▸ **Consigne 1**
Répondez à ces questions sur l'extrait consacré au film Drunk :
(a) En quelle année le film a-t-il remporté l'Oscar du meilleur film international ?
(b) Quelle œuvre de Schubert accompagne les quatre professeurs de lycée ?
(c) Quel objectif de consommation d'alcool les quatre acolytes se fixent-ils ?
▸ **Consigne 2**
Recopiez à l'identique le passage de l'extrait consacré au film Drunk qui commence à « Lorsque l’un des » et se termine à « expérimenter cette thèse. ».
▸ **Consigne 3**
Selon l'extrait consacré au film Drunk, pourquoi les quatre professeurs décident-ils de boire de 8 heures à 20 heures ? Expliquez-le en une à trois phrases.

▸ **Extrait du texte**
* * * * * * * * *
Huit ans après l’immense La Chasse, le duo Mads Mikkelsen – Thomas Vinterberg revient sur le devant de la scène avec Drunk, long-métrage sorti en 2020 et vainqueur de l’Oscar du meilleur film international en 2021.

« Tu penses que je suis devenu barbant ? » En pleine crise de la quarantaine, rythmée par une infinité de questions existentielles, Martin (à prononcer ‘Martine’), cherche à pimenter sa vie. Personnage principal de Drunk, film oscarisé de Thomas Vinterberg, il multiplie les soirées arrosées au Sazerac pour combattre la routine quotidienne, aux côtés de ses collègues. « Est-ce raisonnable d’être sage ? » Bercés par la Fantaisie en fa mineur de Schubert, quatre professeurs de lycée tentent d’oublier leurs difficultés journalières. L’un tente de sauver son mariage à bout de bras, l’autre regrette de ne pas avoir fondé de famille, un troisième ne parvient plus à suivre le rythme de ses élèves…

Lorsque l’un des protagonistes mentionne la thèse d’un philosophe norvégien, il entraîne ses amis dans un pari fou. Selon cette théorie, l’homme serait né avec un déficit de 0,5 gramme d’alcool dans le sang. Pas besoin d’en dire plus à Martin et ses compères, qui décident de passer de l’abstrait au concret. Boire de 8 heures à 20 heures et jamais le week-end, c’est l’objectif fixé par les quatre acolytes pour expérimenter cette thèse.
* * * * * * * * *
▸ **Informations extraites**
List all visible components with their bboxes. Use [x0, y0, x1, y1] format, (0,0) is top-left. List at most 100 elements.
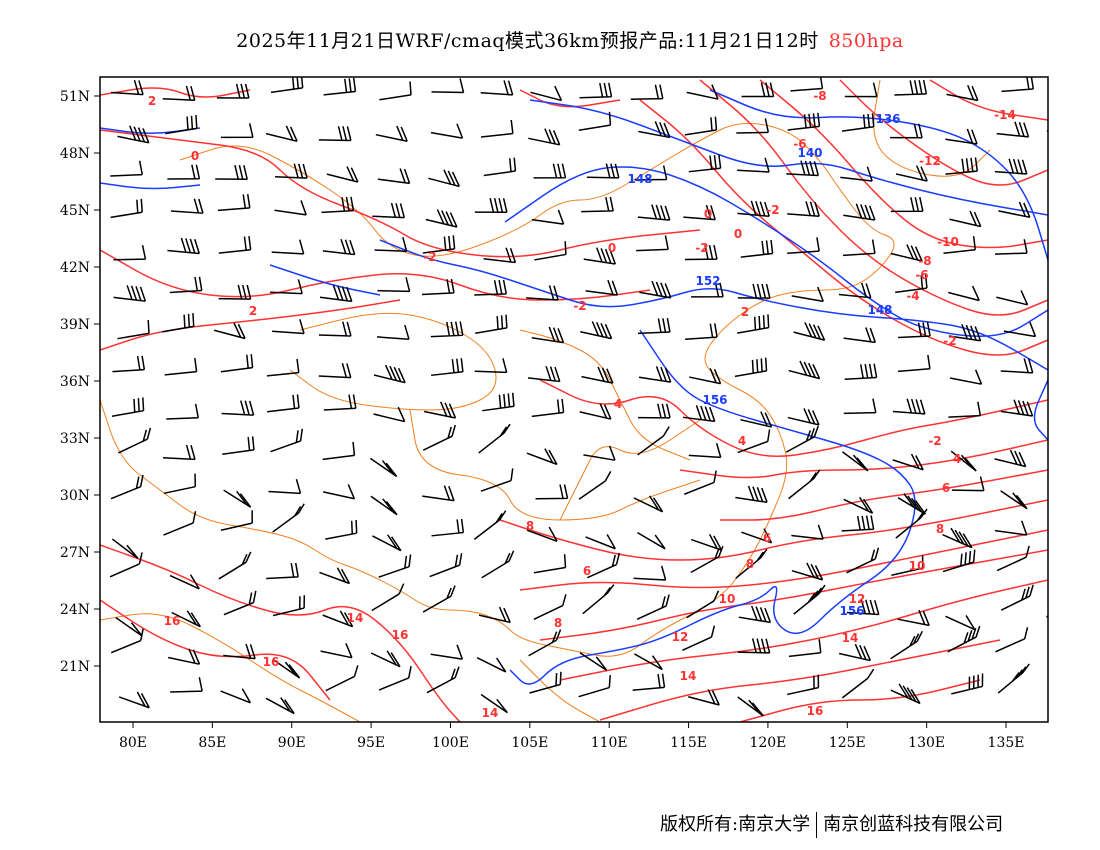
- wind-barb: [421, 278, 455, 296]
- wind-barb: [223, 489, 252, 508]
- wind-barb: [948, 401, 982, 418]
- wind-barb: [110, 474, 144, 500]
- wind-barb: [892, 398, 926, 415]
- wind-barb: [838, 282, 872, 299]
- wind-barb: [372, 534, 402, 552]
- wind-barb: [736, 118, 770, 134]
- height-label: 156: [839, 604, 864, 618]
- wind-barb: [685, 323, 718, 340]
- wind-barb: [220, 354, 254, 373]
- border-line: [289, 312, 497, 411]
- wind-barb: [741, 528, 773, 544]
- wind-barb: [793, 322, 826, 341]
- lat-tick-label: 21N: [60, 659, 90, 675]
- wind-barb: [891, 555, 924, 576]
- wind-barb: [162, 313, 195, 333]
- wind-barb: [841, 515, 875, 532]
- temperature-contour: [539, 379, 1048, 457]
- wind-barb: [1055, 637, 1087, 659]
- wind-barb: [1000, 358, 1034, 374]
- wind-barb: [1047, 377, 1048, 379]
- wind-barb: [529, 671, 562, 694]
- lon-tick-label: 110E: [591, 735, 628, 751]
- wind-barb: [634, 165, 668, 181]
- wind-barb: [322, 239, 356, 256]
- wind-barb: [166, 403, 200, 420]
- wind-barb: [586, 163, 620, 179]
- temperature-contour: [739, 679, 981, 722]
- wind-barb: [636, 594, 670, 620]
- wind-barb: [111, 538, 139, 559]
- lon-tick-label: 85E: [198, 735, 226, 751]
- lat-tick-label: 39N: [60, 317, 90, 333]
- temperature-label: -8: [813, 89, 826, 103]
- wind-barb: [637, 426, 670, 456]
- height-label: 156: [702, 393, 727, 407]
- temperature-label: 12: [672, 630, 689, 644]
- wind-barb: [945, 128, 978, 145]
- wind-barb: [422, 485, 455, 502]
- height-label: 140: [797, 146, 822, 160]
- temperature-label: -6: [793, 137, 806, 151]
- wind-barb: [580, 321, 613, 340]
- wind-barb: [846, 547, 880, 574]
- wind-barb: [1046, 129, 1048, 132]
- height-contour: [504, 166, 1048, 337]
- temperature-label: -2: [423, 250, 436, 264]
- temperature-contour: [499, 499, 1048, 561]
- wind-barb: [431, 518, 465, 537]
- wind-barb: [841, 451, 869, 472]
- wind-barb: [218, 551, 252, 580]
- wind-barb: [843, 496, 874, 514]
- wind-barb: [842, 239, 876, 257]
- wind-barb: [425, 209, 458, 228]
- temperature-label: -2: [573, 299, 586, 313]
- wind-barb: [318, 321, 352, 337]
- wind-barb: [890, 123, 923, 139]
- wind-barb: [738, 605, 772, 624]
- temperature-label: -10: [937, 235, 959, 249]
- wind-barb: [841, 668, 875, 699]
- wind-barb: [951, 476, 985, 492]
- wind-barb: [998, 201, 1031, 219]
- wind-barb: [474, 358, 508, 374]
- wind-barb: [165, 115, 198, 135]
- wind-barb: [110, 628, 144, 654]
- wind-barbs: [109, 77, 1087, 717]
- wind-barb: [994, 520, 1028, 536]
- axis-ticks: 51N 48N 45N 42N 39N 36N 33N 30N 27N 24N 21N 80E 85E 9…: [60, 89, 1025, 751]
- height-label: 136: [875, 112, 900, 126]
- height-contour: [709, 89, 1048, 261]
- wind-barb: [787, 408, 820, 426]
- border-line: [100, 613, 361, 722]
- border-line: [100, 122, 895, 657]
- wind-barb: [843, 398, 877, 415]
- wind-barb: [163, 473, 197, 495]
- wind-barb: [422, 585, 456, 613]
- wind-barb: [583, 247, 617, 265]
- temperature-contours: [100, 79, 1048, 722]
- height-contour: [269, 264, 381, 296]
- wind-barb: [526, 526, 558, 542]
- temperature-label: 16: [392, 628, 409, 642]
- wind-barb: [737, 157, 770, 173]
- wind-barb: [788, 360, 821, 380]
- temperature-label: -6: [915, 268, 928, 282]
- wind-barb: [788, 469, 821, 500]
- wind-barb: [217, 194, 251, 212]
- wind-barb: [682, 405, 716, 423]
- wind-barb: [737, 283, 771, 299]
- wind-barb: [378, 554, 412, 578]
- temperature-label: 14: [842, 631, 859, 645]
- wind-barb: [527, 365, 561, 383]
- wind-barb: [428, 169, 460, 188]
- map-title: 2025年11月21日WRF/cmaq模式36km预报产品:11月21日12时 8…: [0, 26, 1100, 53]
- temperature-label: 14: [680, 669, 697, 683]
- height-contour: [509, 329, 916, 685]
- wind-barb: [786, 674, 820, 696]
- country-borders: [100, 79, 991, 722]
- wind-barb: [895, 274, 928, 294]
- wind-barb: [994, 449, 1027, 468]
- wind-barb: [735, 485, 768, 504]
- temperature-label: 16: [263, 655, 280, 669]
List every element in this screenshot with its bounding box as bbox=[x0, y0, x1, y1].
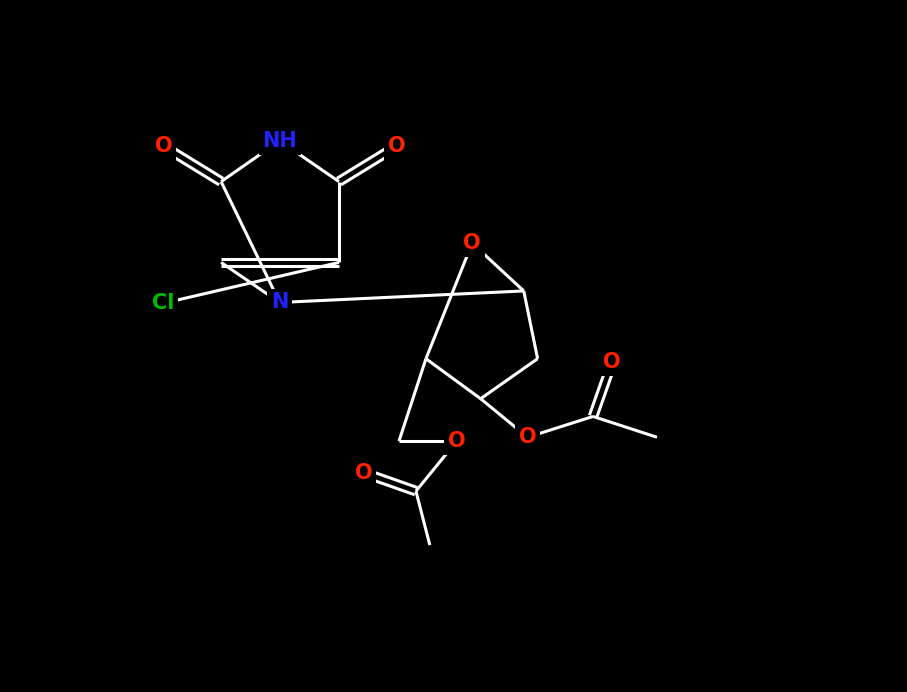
Text: O: O bbox=[355, 463, 373, 482]
Text: O: O bbox=[154, 136, 172, 156]
Text: O: O bbox=[448, 431, 465, 451]
Text: O: O bbox=[519, 427, 536, 447]
Text: O: O bbox=[388, 136, 405, 156]
Text: N: N bbox=[271, 293, 288, 313]
Text: Cl: Cl bbox=[152, 293, 174, 313]
Text: O: O bbox=[463, 233, 481, 253]
Text: O: O bbox=[603, 352, 621, 372]
Text: NH: NH bbox=[262, 131, 297, 151]
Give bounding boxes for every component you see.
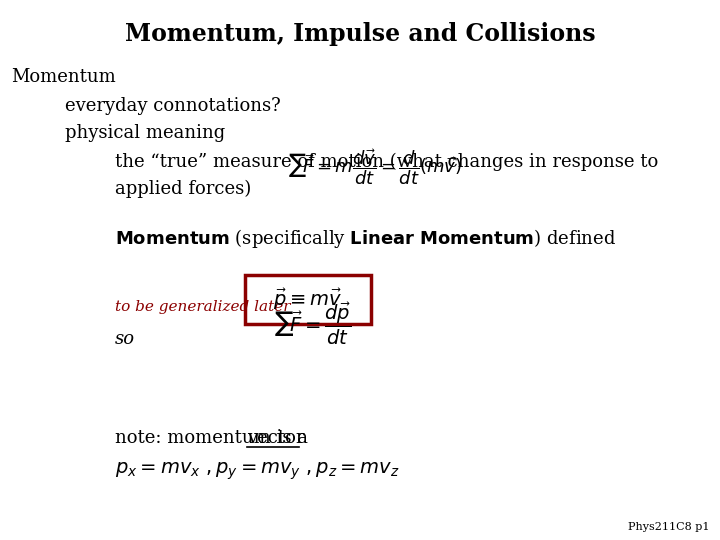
Text: applied forces): applied forces): [115, 179, 251, 198]
Text: everyday connotations?: everyday connotations?: [65, 97, 281, 115]
Text: Momentum: Momentum: [11, 68, 115, 85]
Text: vector: vector: [247, 429, 305, 447]
Text: to be generalized later: to be generalized later: [115, 300, 291, 314]
Text: $\mathbf{Momentum}$ (specifically $\mathbf{Linear\ Momentum}$) defined: $\mathbf{Momentum}$ (specifically $\math…: [115, 227, 616, 250]
Text: physical meaning: physical meaning: [65, 124, 225, 142]
FancyBboxPatch shape: [245, 275, 371, 324]
Text: $p_x = mv_x\ , p_y = mv_y\ , p_z = mv_z$: $p_x = mv_x\ , p_y = mv_y\ , p_z = mv_z$: [115, 460, 400, 482]
Text: Momentum, Impulse and Collisions: Momentum, Impulse and Collisions: [125, 22, 595, 45]
Text: so: so: [115, 330, 135, 348]
Text: $\vec{p} \equiv m\vec{v}$: $\vec{p} \equiv m\vec{v}$: [273, 287, 343, 312]
Text: $\sum\!\vec{F} = \dfrac{d\vec{p}}{dt}$: $\sum\!\vec{F} = \dfrac{d\vec{p}}{dt}$: [274, 301, 351, 347]
Text: Phys211C8 p1: Phys211C8 p1: [628, 522, 709, 532]
Text: $\sum\!\vec{F} = m\dfrac{d\vec{v}}{dt} = \dfrac{d}{dt}(m\vec{v})$: $\sum\!\vec{F} = m\dfrac{d\vec{v}}{dt} =…: [288, 147, 462, 187]
Text: the “true” measure of motion (what changes in response to: the “true” measure of motion (what chang…: [115, 152, 659, 171]
Text: note: momentum is a: note: momentum is a: [115, 429, 314, 447]
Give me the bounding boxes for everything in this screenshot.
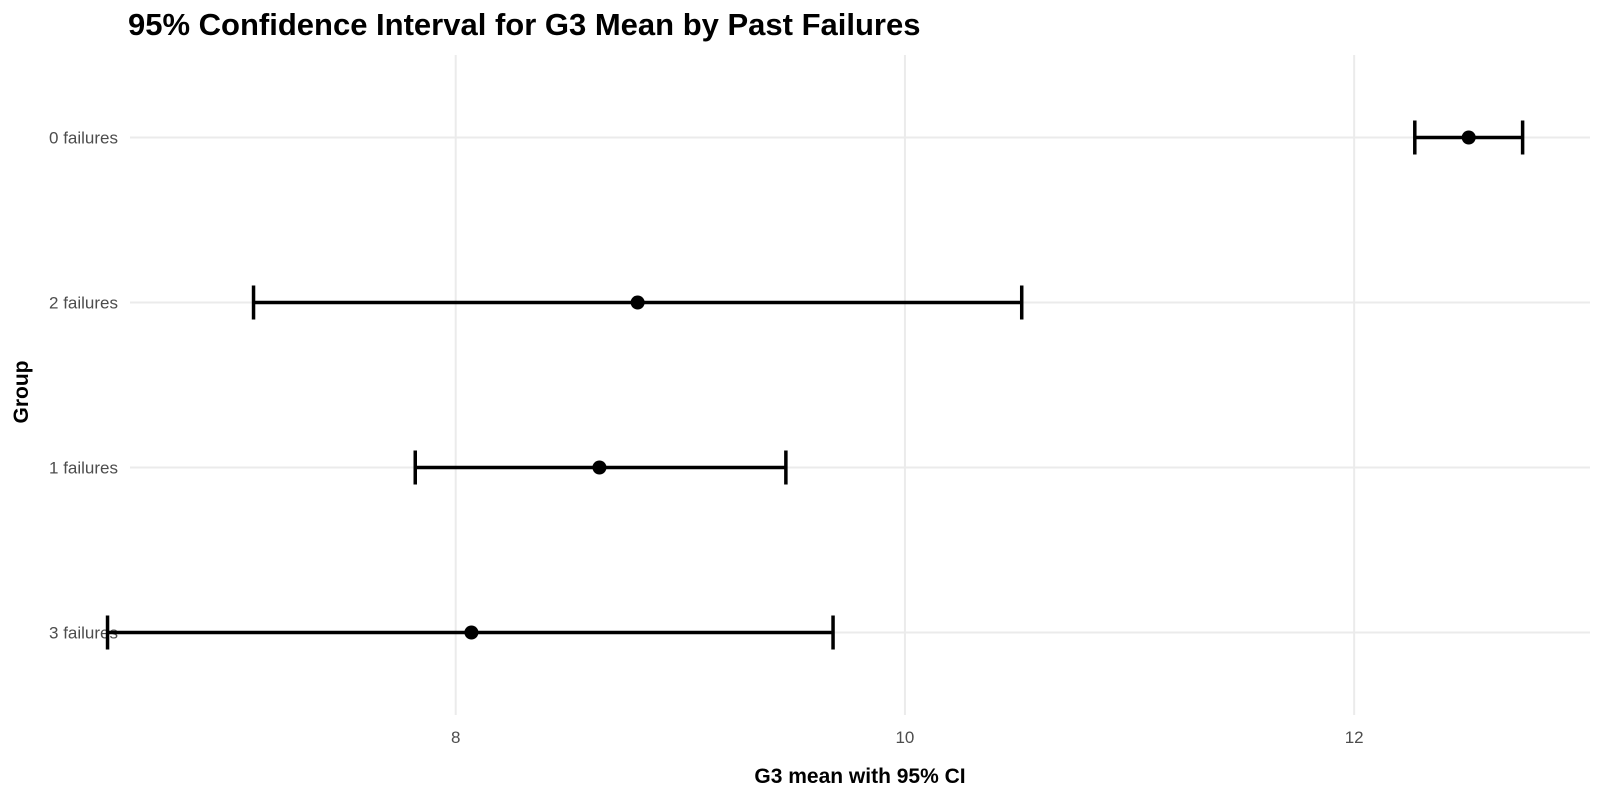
chart-title: 95% Confidence Interval for G3 Mean by P… [128, 7, 920, 42]
mean-point [1461, 130, 1476, 145]
y-tick-label: 0 failures [49, 129, 118, 148]
error-bars [105, 120, 1525, 650]
y-tick-label: 3 failures [49, 624, 118, 643]
y-axis-title: Group [10, 361, 33, 424]
x-tick-label: 10 [895, 728, 914, 747]
x-axis-title: G3 mean with 95% CI [754, 765, 965, 788]
y-tick-label: 2 failures [49, 294, 118, 313]
x-tick-label: 8 [451, 728, 460, 747]
x-tick-label: 12 [1345, 728, 1364, 747]
mean-point [464, 625, 479, 640]
gridlines [130, 55, 1590, 715]
y-tick-labels: 0 failures 2 failures 1 failures 3 failures [49, 129, 118, 643]
y-tick-label: 1 failures [49, 459, 118, 478]
x-tick-labels: 8 10 12 [451, 728, 1364, 747]
mean-point [592, 460, 607, 475]
mean-point [630, 295, 645, 310]
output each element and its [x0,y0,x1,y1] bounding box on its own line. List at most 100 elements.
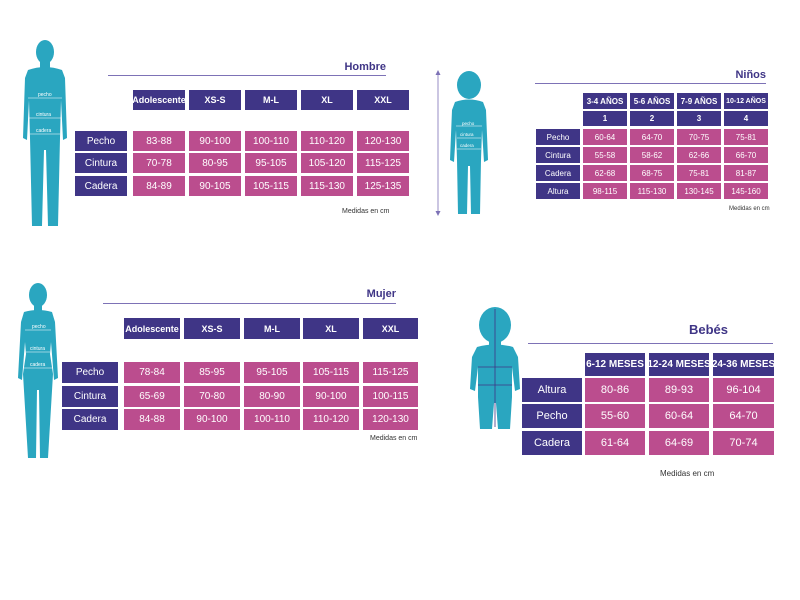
ninos-cell: 62-68 [583,165,627,181]
ninos-cell: 145-160 [724,183,768,199]
bebes-header: 12-24 MESES [647,353,711,376]
mujer-fig-label-pecho: pecho [32,324,46,330]
ninos-fig-label-cintura: cintura [460,132,474,137]
bebes-cell: 60-64 [649,404,709,428]
ninos-fig-label-pecho: pecho [462,121,475,126]
bebes-cell: 89-93 [649,378,709,402]
mujer-cell: 120-130 [363,409,418,430]
ninos-cell: 115-130 [630,183,674,199]
hombre-cell: 105-115 [245,176,297,196]
hombre-cell: 95-105 [245,153,297,173]
height-arrow-icon [435,70,441,216]
bebes-row-label: Cadera [522,431,582,455]
bebes-title: Bebés [688,322,728,337]
hombre-note: Medidas en cm [342,208,390,215]
mujer-row-label: Cintura [62,386,118,407]
hombre-fig-label-cadera: cadera [36,128,52,134]
bebes-row-label: Altura [522,378,582,402]
ninos-cell: 55-58 [583,147,627,163]
mujer-header: XS-S [184,318,240,339]
mujer-cell: 65-69 [124,386,180,407]
mujer-cell: 85-95 [184,362,240,383]
ninos-subheader: 2 [630,111,674,126]
bebes-cell: 64-69 [649,431,709,455]
ninos-note: Medidas en cm [729,206,770,212]
bebes-rule [528,343,773,344]
mujer-fig-label-cintura: cintura [30,346,45,352]
ninos-header: 3-4 AÑOS [583,93,627,109]
mujer-rule [103,303,396,304]
ninos-cell: 81-87 [724,165,768,181]
ninos-cell: 62-66 [677,147,721,163]
bebes-cell: 80-86 [585,378,645,402]
ninos-cell: 75-81 [724,129,768,145]
mujer-cell: 78-84 [124,362,180,383]
bebes-cell: 55-60 [585,404,645,428]
baby-figure [470,307,520,429]
hombre-cell: 90-100 [189,131,241,151]
ninos-cell: 68-75 [630,165,674,181]
hombre-header: Adolescente [132,90,186,110]
mujer-header: XXL [363,318,418,339]
ninos-subheader: 1 [583,111,627,126]
hombre-title: Hombre [344,61,386,73]
mujer-cell: 95-105 [244,362,300,383]
mujer-title: Mujer [366,288,396,300]
mujer-cell: 84-88 [124,409,180,430]
bebes-note: Medidas en cm [660,469,715,478]
hombre-cell: 115-125 [357,153,409,173]
ninos-cell: 60-64 [583,129,627,145]
bebes-cell: 64-70 [713,404,774,428]
bebes-header: 24-36 MESES [712,353,775,376]
hombre-cell: 100-110 [245,131,297,151]
ninos-cell: 58-62 [630,147,674,163]
mujer-cell: 100-110 [244,409,300,430]
mujer-header: M-L [244,318,300,339]
hombre-cell: 105-120 [301,153,353,173]
hombre-cell: 125-135 [357,176,409,196]
hombre-cell: 84-89 [133,176,185,196]
mujer-cell: 90-100 [303,386,359,407]
hombre-cell: 110-120 [301,131,353,151]
bebes-cell: 96-104 [713,378,774,402]
mujer-cell: 110-120 [303,409,359,430]
ninos-row-label: Altura [536,183,580,199]
ninos-cell: 130-145 [677,183,721,199]
ninos-cell: 70-75 [677,129,721,145]
hombre-rule [108,75,386,76]
bebes-row-label: Pecho [522,404,582,428]
ninos-header: 10-12 AÑOS [724,93,768,109]
hombre-row-label: Pecho [75,131,127,151]
bebes-header: 6-12 MESES [585,353,645,376]
ninos-rule [535,83,766,84]
ninos-subheader: 3 [677,111,721,126]
hombre-cell: 83-88 [133,131,185,151]
hombre-cell: 70-78 [133,153,185,173]
mujer-row-label: Pecho [62,362,118,383]
ninos-header: 7-9 AÑOS [677,93,721,109]
mujer-header: Adolescente [124,318,180,339]
hombre-cell: 120-130 [357,131,409,151]
ninos-subheader: 4 [724,111,768,126]
mujer-cell: 115-125 [363,362,418,383]
ninos-cell: 66-70 [724,147,768,163]
woman-figure: pecho cintura cadera [18,283,58,458]
mujer-header: XL [303,318,359,339]
ninos-row-label: Cadera [536,165,580,181]
bebes-cell: 61-64 [585,431,645,455]
man-figure: pecho cintura cadera [23,40,67,226]
mujer-cell: 70-80 [184,386,240,407]
mujer-cell: 100-115 [363,386,418,407]
mujer-cell: 90-100 [184,409,240,430]
ninos-cell: 75-81 [677,165,721,181]
hombre-cell: 115-130 [301,176,353,196]
hombre-fig-label-cintura: cintura [36,112,51,118]
hombre-header: M-L [245,90,297,110]
hombre-fig-label-pecho: pecho [38,92,52,98]
mujer-cell: 105-115 [303,362,359,383]
bebes-cell: 70-74 [713,431,774,455]
hombre-cell: 80-95 [189,153,241,173]
ninos-title: Niños [735,69,766,81]
mujer-row-label: Cadera [62,409,118,430]
ninos-row-label: Pecho [536,129,580,145]
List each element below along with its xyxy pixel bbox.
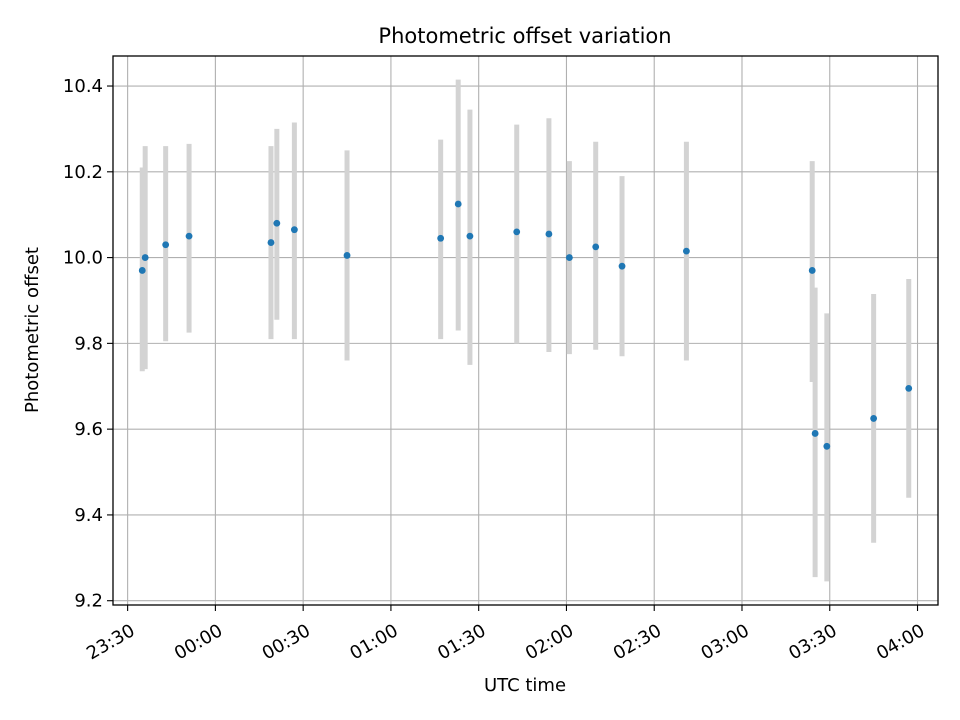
* * * * * * * * *
▸ **Réponse 1**
(a) En 2021.
(b) La Fantaisie en fa mineur.
(c) Boire de 8 heures à 20 heures, et jamais le week-end.

▸ **Réponse 2**
Lorsque l’un des protagonistes mentionne la thèse d’un philosophe norvégien, il entraîne ses amis dans un pari fou. Selon cette théorie, l’homme serait né avec un déficit de 0,5 gramme d’alcool dans le sang. Pas besoin d’en dire plus à Martin et ses compères, qui décident de passer de l’abstrait au concret. Boire de 8 heures à 20 heures et jamais le week-end, c’est l’objectif fixé par les quatre acolytes pour expérimenter cette thèse.

▸ **Réponse 3**
Ils veulent expérimenter la thèse d'un philosophe norvégien mentionnée par l'un d'eux. Selon cette théorie, l'homme serait né avec un déficit de 0,5 gramme d'alcool dans le sang.